» **REQUIREMENTS**
Skip every picture and copy only the lines from the one containing "Transcribe the text in this document." to the final line of the records below.

(Data entries)

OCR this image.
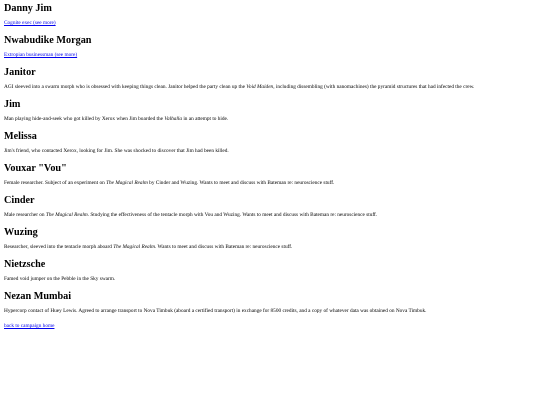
Danny Jim

Cognite exec (see more)

Nwabudike Morgan

Extropian businessman (see more)

Janitor

AGI sleeved into a swarm morph who is obsessed with keeping things clean. Janitor helped the party clean up the Void Maiden, including dissembling (with nanomachines) the pyramid structures that had infected the crew.

Jim

Man playing hide-and-seek who got killed by Xerox when Jim boarded the Valhalla in an attempt to hide.

Melissa

Jim's friend, who contacted Xerox, looking for Jim. She was shocked to discover that Jim had been killed.

Vouxar "Vou"

Female researcher. Subject of an experiment on The Magical Realm by Cinder and Wuzing. Wants to meet and discuss with Bateman re: neuroscience stuff.

Cinder

Male researcher on The Magical Realm. Studying the effectiveness of the tentacle morph with Vou and Wuzing. Wants to meet and discuss with Bateman re: neuroscience stuff.

Wuzing

Researcher, sleeved into the tentacle morph aboard The Magical Realm. Wants to meet and discuss with Bateman re: neuroscience stuff.

Nietzsche

Famed void jumper on the Pebble in the Sky swarm.

Nezan Mumbai

Hypercorp contact of Huey Lewis. Agreed to arrange transport to Nova Timbuk (aboard a certified transport) in exchange for 8500 credits, and a copy of whatever data was obtained on Nova Timbuk.

back to campaign home
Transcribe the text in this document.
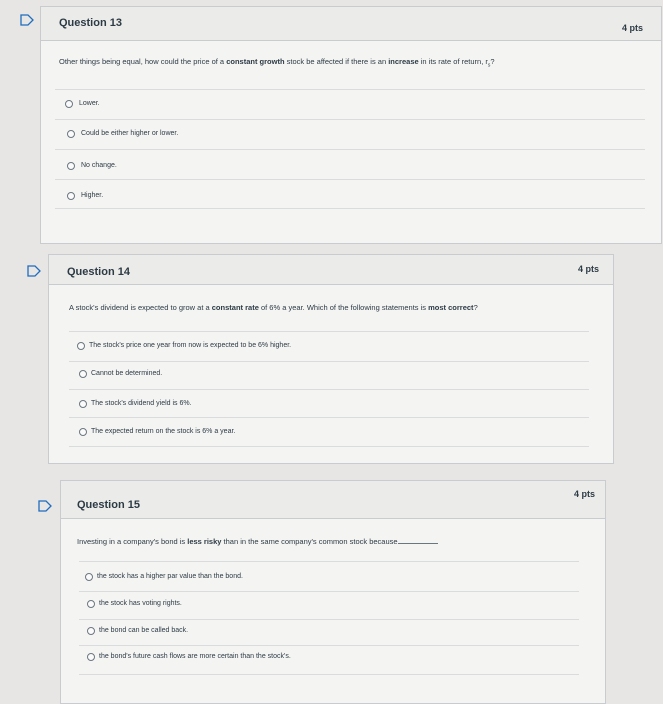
Question 13	4 pts
Other things being equal, how could the price of a constant growth stock be affected if there is an increase in its rate of return, $r_s$?
Lower.
Could be either higher or lower.
No change.
Higher.
Question 14	4 pts
A stock's dividend is expected to grow at a constant rate of 6% a year. Which of the following statements is most correct?
The stock's price one year from now is expected to be 6% higher.
Cannot be determined.
The stock's dividend yield is 6%.
The expected return on the stock is 6% a year.
Question 15
4 pts
Investing in a company's bond is less risky than in the same company's common stock because
the stock has a higher par value than the bond.
the stock has voting rights.
the bond can be called back.
the bond's future cash flows are more certain than the stock's.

» **TASK RESPONSE**
Transcribe the text in this document.
Question 13	4 pts
Other things being equal, how could the price of a constant growth stock be affected if there is an increase in its rate of return, $r_s$?
Lower.
Could be either higher or lower.
No change.
Higher.
Question 14	4 pts
A stock's dividend is expected to grow at a constant rate of 6% a year. Which of the following statements is most correct?
The stock's price one year from now is expected to be 6% higher.
Cannot be determined.
The stock's dividend yield is 6%.
The expected return on the stock is 6% a year.
Question 15
4 pts
Investing in a company's bond is less risky than in the same company's common stock because
the stock has a higher par value than the bond.
the stock has voting rights.
the bond can be called back.
the bond's future cash flows are more certain than the stock's.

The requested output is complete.